What is the number of lines holding the word "cosθ"? Write that number and nothing else.
(begin)
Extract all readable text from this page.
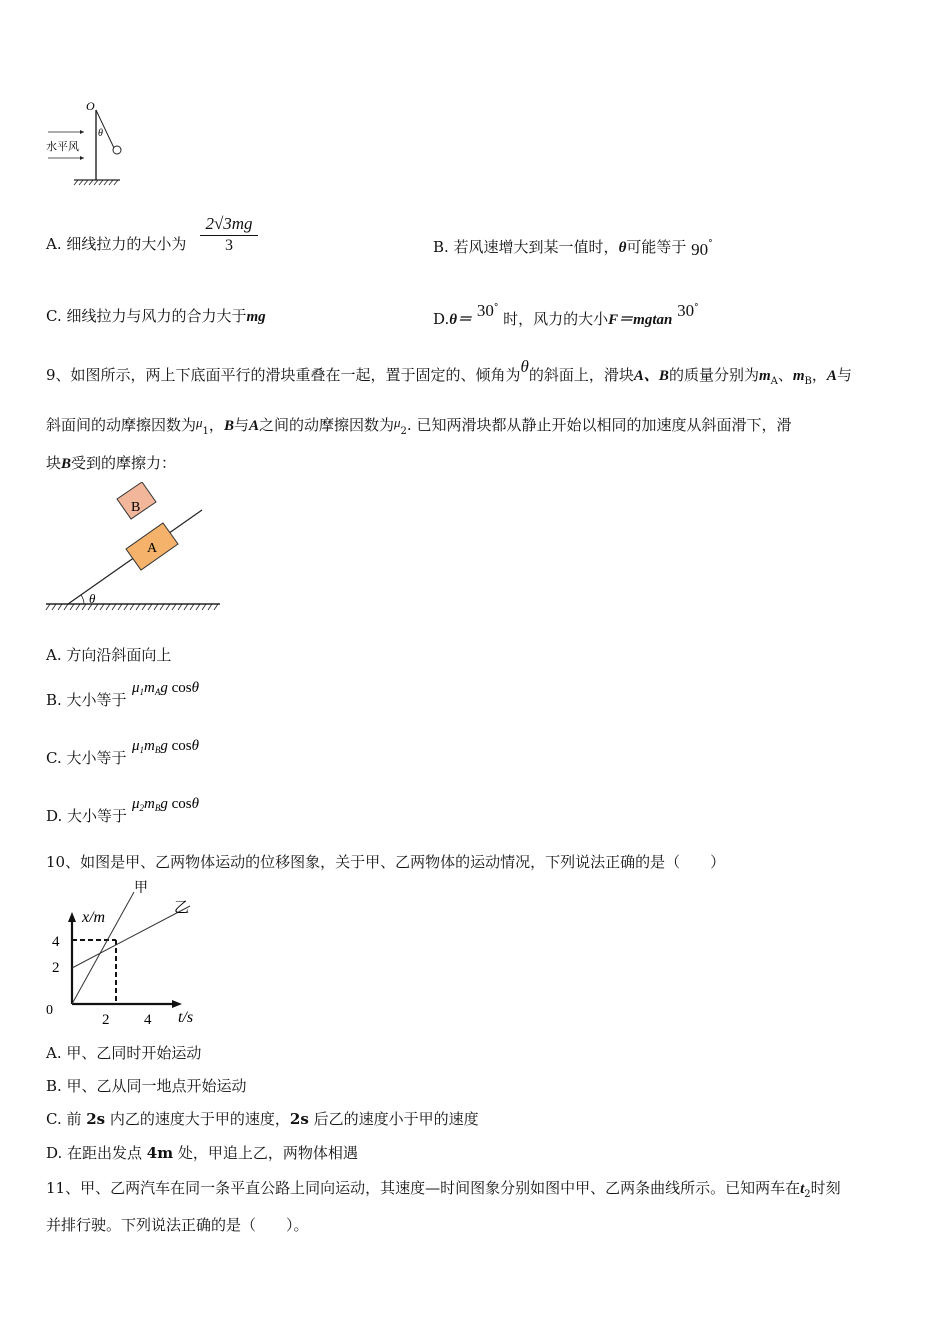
O
θ
水平风
A. 细线拉力的大小为
2√3mg
3	B. 若风速增大到某一值时，θ可能等于 90°
C. 细线拉力与风力的合力大于mg	D.θ＝ 30° 时，风力的大小F＝mgtan 30°
9、如图所示，两上下底面平行的滑块重叠在一起，置于固定的、倾角为θ的斜面上，滑块A、B的质量分别为$m_A$、$m_B$，A与
斜面间的动摩擦因数为$\mu_1$，B与A之间的动摩擦因数为$\mu_2$. 已知两滑块都从静止开始以相同的加速度从斜面滑下，滑
块B受到的摩擦力：
θ
A
B
A. 方向沿斜面向上
B. 大小等于
C. 大小等于
D. 大小等于
$\mu_1m_Ag$ cosθ
$\mu_1m_Bg$ cosθ
$\mu_2m_Bg$ cosθ
10、如图是甲、乙两物体运动的位移图象，关于甲、乙两物体的运动情况，下列说法正确的是（　　）
甲
乙
x/m
t/s
4
2
0
2 4
A. 甲、乙同时开始运动
B. 甲、乙从同一地点开始运动
C. 前 2s 内乙的速度大于甲的速度，2s 后乙的速度小于甲的速度
D. 在距出发点 4m 处，甲追上乙，两物体相遇
11、甲、乙两汽车在同一条平直公路上同向运动，其速度—时间图象分别如图中甲、乙两条曲线所示。已知两车在$t_2$时刻
并排行驶。下列说法正确的是（　　）。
(end)
EXPECTED OUTPUT:
3